• **What is being asked**: Extract the complete data exactly as given.

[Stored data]
|---|
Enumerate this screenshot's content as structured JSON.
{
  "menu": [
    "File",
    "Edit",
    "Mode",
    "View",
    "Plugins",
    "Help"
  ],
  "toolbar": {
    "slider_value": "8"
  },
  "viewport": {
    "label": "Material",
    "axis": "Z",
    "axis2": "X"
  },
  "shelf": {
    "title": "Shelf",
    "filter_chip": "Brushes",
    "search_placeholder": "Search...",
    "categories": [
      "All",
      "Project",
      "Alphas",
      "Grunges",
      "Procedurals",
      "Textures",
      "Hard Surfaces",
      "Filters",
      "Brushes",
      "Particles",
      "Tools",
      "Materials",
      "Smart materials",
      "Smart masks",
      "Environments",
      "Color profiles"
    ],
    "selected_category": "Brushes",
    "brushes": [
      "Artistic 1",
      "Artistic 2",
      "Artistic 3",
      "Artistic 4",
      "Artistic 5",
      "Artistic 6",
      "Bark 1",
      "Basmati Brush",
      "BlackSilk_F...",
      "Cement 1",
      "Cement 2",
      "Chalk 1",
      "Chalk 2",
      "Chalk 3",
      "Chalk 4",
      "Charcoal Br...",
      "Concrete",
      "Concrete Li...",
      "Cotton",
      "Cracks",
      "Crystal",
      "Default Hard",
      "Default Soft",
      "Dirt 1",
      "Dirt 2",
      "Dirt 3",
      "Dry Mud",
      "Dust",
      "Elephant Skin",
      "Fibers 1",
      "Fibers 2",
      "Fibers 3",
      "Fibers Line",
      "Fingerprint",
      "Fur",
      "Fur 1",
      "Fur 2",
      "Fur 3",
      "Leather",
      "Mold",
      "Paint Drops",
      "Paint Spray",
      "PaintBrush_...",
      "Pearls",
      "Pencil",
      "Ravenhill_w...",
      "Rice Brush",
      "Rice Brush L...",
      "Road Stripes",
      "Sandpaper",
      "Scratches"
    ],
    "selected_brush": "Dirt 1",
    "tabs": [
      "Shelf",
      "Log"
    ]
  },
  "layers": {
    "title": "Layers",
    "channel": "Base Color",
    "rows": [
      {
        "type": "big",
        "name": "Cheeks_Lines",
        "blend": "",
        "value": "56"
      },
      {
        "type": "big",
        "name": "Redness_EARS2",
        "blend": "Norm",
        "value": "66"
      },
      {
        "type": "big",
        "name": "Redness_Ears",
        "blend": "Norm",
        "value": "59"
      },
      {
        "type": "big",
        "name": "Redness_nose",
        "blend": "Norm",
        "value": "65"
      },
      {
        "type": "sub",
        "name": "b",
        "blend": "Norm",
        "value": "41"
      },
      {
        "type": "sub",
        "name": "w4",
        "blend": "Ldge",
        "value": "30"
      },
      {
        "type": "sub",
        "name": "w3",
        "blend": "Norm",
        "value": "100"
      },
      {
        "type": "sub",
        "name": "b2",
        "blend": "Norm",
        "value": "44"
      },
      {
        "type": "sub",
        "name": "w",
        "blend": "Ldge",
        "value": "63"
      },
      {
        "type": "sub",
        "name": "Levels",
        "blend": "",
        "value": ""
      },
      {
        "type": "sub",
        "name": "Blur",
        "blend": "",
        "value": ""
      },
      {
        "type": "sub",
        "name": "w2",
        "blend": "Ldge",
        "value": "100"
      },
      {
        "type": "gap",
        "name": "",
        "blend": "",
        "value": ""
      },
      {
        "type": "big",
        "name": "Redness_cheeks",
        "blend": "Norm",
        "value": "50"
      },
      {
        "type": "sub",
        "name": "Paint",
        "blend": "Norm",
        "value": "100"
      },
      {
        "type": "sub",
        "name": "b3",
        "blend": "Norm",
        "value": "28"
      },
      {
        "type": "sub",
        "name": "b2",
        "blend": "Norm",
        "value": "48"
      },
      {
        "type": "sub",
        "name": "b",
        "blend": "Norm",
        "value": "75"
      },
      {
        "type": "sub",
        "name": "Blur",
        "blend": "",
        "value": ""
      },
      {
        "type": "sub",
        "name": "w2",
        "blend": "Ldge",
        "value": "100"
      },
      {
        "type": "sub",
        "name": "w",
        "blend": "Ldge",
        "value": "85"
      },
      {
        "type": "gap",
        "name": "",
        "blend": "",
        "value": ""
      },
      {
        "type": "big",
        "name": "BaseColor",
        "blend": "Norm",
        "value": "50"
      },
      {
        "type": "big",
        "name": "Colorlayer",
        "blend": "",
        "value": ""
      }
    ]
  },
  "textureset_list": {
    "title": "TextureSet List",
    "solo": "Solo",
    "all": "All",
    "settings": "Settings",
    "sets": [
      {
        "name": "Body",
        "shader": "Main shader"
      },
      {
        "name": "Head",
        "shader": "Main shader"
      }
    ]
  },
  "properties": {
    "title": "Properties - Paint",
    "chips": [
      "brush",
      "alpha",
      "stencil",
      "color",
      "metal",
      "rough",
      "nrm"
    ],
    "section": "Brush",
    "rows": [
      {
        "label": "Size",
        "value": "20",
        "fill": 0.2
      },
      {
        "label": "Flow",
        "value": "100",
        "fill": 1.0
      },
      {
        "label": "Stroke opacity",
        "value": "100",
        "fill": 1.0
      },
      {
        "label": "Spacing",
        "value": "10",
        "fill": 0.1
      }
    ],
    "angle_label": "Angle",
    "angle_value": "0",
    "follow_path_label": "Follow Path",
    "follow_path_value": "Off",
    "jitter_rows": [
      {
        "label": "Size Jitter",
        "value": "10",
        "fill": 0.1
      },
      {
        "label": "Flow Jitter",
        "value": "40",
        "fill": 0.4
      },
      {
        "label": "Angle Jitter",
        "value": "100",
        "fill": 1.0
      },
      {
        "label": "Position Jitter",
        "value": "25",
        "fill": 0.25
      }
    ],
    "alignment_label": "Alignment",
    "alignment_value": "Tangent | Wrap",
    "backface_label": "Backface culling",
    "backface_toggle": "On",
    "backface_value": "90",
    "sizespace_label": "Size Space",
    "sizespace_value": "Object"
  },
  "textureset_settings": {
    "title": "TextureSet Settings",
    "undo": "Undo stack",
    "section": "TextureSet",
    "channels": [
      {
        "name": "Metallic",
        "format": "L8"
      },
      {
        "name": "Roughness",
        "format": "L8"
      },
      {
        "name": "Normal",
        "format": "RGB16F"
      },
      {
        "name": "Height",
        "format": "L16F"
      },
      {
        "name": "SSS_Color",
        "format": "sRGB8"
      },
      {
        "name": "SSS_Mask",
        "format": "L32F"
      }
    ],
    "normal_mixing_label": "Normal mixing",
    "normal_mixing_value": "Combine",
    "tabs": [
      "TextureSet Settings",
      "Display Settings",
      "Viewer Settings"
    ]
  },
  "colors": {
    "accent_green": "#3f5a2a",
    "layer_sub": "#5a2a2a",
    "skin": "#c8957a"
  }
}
|---|
• **Output for this exercise**:
Enumerate this screenshot's content as structured JSON.
{
  "menu": [
    "File",
    "Edit",
    "Mode",
    "View",
    "Plugins",
    "Help"
  ],
  "toolbar": {
    "slider_value": "8"
  },
  "viewport": {
    "label": "Material",
    "axis": "Z",
    "axis2": "X"
  },
  "shelf": {
    "title": "Shelf",
    "filter_chip": "Brushes",
    "search_placeholder": "Search...",
    "categories": [
      "All",
      "Project",
      "Alphas",
      "Grunges",
      "Procedurals",
      "Textures",
      "Hard Surfaces",
      "Filters",
      "Brushes",
      "Particles",
      "Tools",
      "Materials",
      "Smart materials",
      "Smart masks",
      "Environments",
      "Color profiles"
    ],
    "selected_category": "Brushes",
    "brushes": [
      "Artistic 1",
      "Artistic 2",
      "Artistic 3",
      "Artistic 4",
      "Artistic 5",
      "Artistic 6",
      "Bark 1",
      "Basmati Brush",
      "BlackSilk_F...",
      "Cement 1",
      "Cement 2",
      "Chalk 1",
      "Chalk 2",
      "Chalk 3",
      "Chalk 4",
      "Charcoal Br...",
      "Concrete",
      "Concrete Li...",
      "Cotton",
      "Cracks",
      "Crystal",
      "Default Hard",
      "Default Soft",
      "Dirt 1",
      "Dirt 2",
      "Dirt 3",
      "Dry Mud",
      "Dust",
      "Elephant Skin",
      "Fibers 1",
      "Fibers 2",
      "Fibers 3",
      "Fibers Line",
      "Fingerprint",
      "Fur",
      "Fur 1",
      "Fur 2",
      "Fur 3",
      "Leather",
      "Mold",
      "Paint Drops",
      "Paint Spray",
      "PaintBrush_...",
      "Pearls",
      "Pencil",
      "Ravenhill_w...",
      "Rice Brush",
      "Rice Brush L...",
      "Road Stripes",
      "Sandpaper",
      "Scratches"
    ],
    "selected_brush": "Dirt 1",
    "tabs": [
      "Shelf",
      "Log"
    ]
  },
  "layers": {
    "title": "Layers",
    "channel": "Base Color",
    "rows": [
      {
        "type": "big",
        "name": "Cheeks_Lines",
        "blend": "",
        "value": "56"
      },
      {
        "type": "big",
        "name": "Redness_EARS2",
        "blend": "Norm",
        "value": "66"
      },
      {
        "type": "big",
        "name": "Redness_Ears",
        "blend": "Norm",
        "value": "59"
      },
      {
        "type": "big",
        "name": "Redness_nose",
        "blend": "Norm",
        "value": "65"
      },
      {
        "type": "sub",
        "name": "b",
        "blend": "Norm",
        "value": "41"
      },
      {
        "type": "sub",
        "name": "w4",
        "blend": "Ldge",
        "value": "30"
      },
      {
        "type": "sub",
        "name": "w3",
        "blend": "Norm",
        "value": "100"
      },
      {
        "type": "sub",
        "name": "b2",
        "blend": "Norm",
        "value": "44"
      },
      {
        "type": "sub",
        "name": "w",
        "blend": "Ldge",
        "value": "63"
      },
      {
        "type": "sub",
        "name": "Levels",
        "blend": "",
        "value": ""
      },
      {
        "type": "sub",
        "name": "Blur",
        "blend": "",
        "value": ""
      },
      {
        "type": "sub",
        "name": "w2",
        "blend": "Ldge",
        "value": "100"
      },
      {
        "type": "gap",
        "name": "",
        "blend": "",
        "value": ""
      },
      {
        "type": "big",
        "name": "Redness_cheeks",
        "blend": "Norm",
        "value": "50"
      },
      {
        "type": "sub",
        "name": "Paint",
        "blend": "Norm",
        "value": "100"
      },
      {
        "type": "sub",
        "name": "b3",
        "blend": "Norm",
        "value": "28"
      },
      {
        "type": "sub",
        "name": "b2",
        "blend": "Norm",
        "value": "48"
      },
      {
        "type": "sub",
        "name": "b",
        "blend": "Norm",
        "value": "75"
      },
      {
        "type": "sub",
        "name": "Blur",
        "blend": "",
        "value": ""
      },
      {
        "type": "sub",
        "name": "w2",
        "blend": "Ldge",
        "value": "100"
      },
      {
        "type": "sub",
        "name": "w",
        "blend": "Ldge",
        "value": "85"
      },
      {
        "type": "gap",
        "name": "",
        "blend": "",
        "value": ""
      },
      {
        "type": "big",
        "name": "BaseColor",
        "blend": "Norm",
        "value": "50"
      },
      {
        "type": "big",
        "name": "Colorlayer",
        "blend": "",
        "value": ""
      }
    ]
  },
  "textureset_list": {
    "title": "TextureSet List",
    "solo": "Solo",
    "all": "All",
    "settings": "Settings",
    "sets": [
      {
        "name": "Body",
        "shader": "Main shader"
      },
      {
        "name": "Head",
        "shader": "Main shader"
      }
    ]
  },
  "properties": {
    "title": "Properties - Paint",
    "chips": [
      "brush",
      "alpha",
      "stencil",
      "color",
      "metal",
      "rough",
      "nrm"
    ],
    "section": "Brush",
    "rows": [
      {
        "label": "Size",
        "value": "20",
        "fill": 0.2
      },
      {
        "label": "Flow",
        "value": "100",
        "fill": 1.0
      },
      {
        "label": "Stroke opacity",
        "value": "100",
        "fill": 1.0
      },
      {
        "label": "Spacing",
        "value": "10",
        "fill": 0.1
      }
    ],
    "angle_label": "Angle",
    "angle_value": "0",
    "follow_path_label": "Follow Path",
    "follow_path_value": "Off",
    "jitter_rows": [
      {
        "label": "Size Jitter",
        "value": "10",
        "fill": 0.1
      },
      {
        "label": "Flow Jitter",
        "value": "40",
        "fill": 0.4
      },
      {
        "label": "Angle Jitter",
        "value": "100",
        "fill": 1.0
      },
      {
        "label": "Position Jitter",
        "value": "25",
        "fill": 0.25
      }
    ],
    "alignment_label": "Alignment",
    "alignment_value": "Tangent | Wrap",
    "backface_label": "Backface culling",
    "backface_toggle": "On",
    "backface_value": "90",
    "sizespace_label": "Size Space",
    "sizespace_value": "Object"
  },
  "textureset_settings": {
    "title": "TextureSet Settings",
    "undo": "Undo stack",
    "section": "TextureSet",
    "channels": [
      {
        "name": "Metallic",
        "format": "L8"
      },
      {
        "name": "Roughness",
        "format": "L8"
      },
      {
        "name": "Normal",
        "format": "RGB16F"
      },
      {
        "name": "Height",
        "format": "L16F"
      },
      {
        "name": "SSS_Color",
        "format": "sRGB8"
      },
      {
        "name": "SSS_Mask",
        "format": "L32F"
      }
    ],
    "normal_mixing_label": "Normal mixing",
    "normal_mixing_value": "Combine",
    "tabs": [
      "TextureSet Settings",
      "Display Settings",
      "Viewer Settings"
    ]
  },
  "colors": {
    "accent_green": "#3f5a2a",
    "layer_sub": "#5a2a2a",
    "skin": "#c8957a"
  }
}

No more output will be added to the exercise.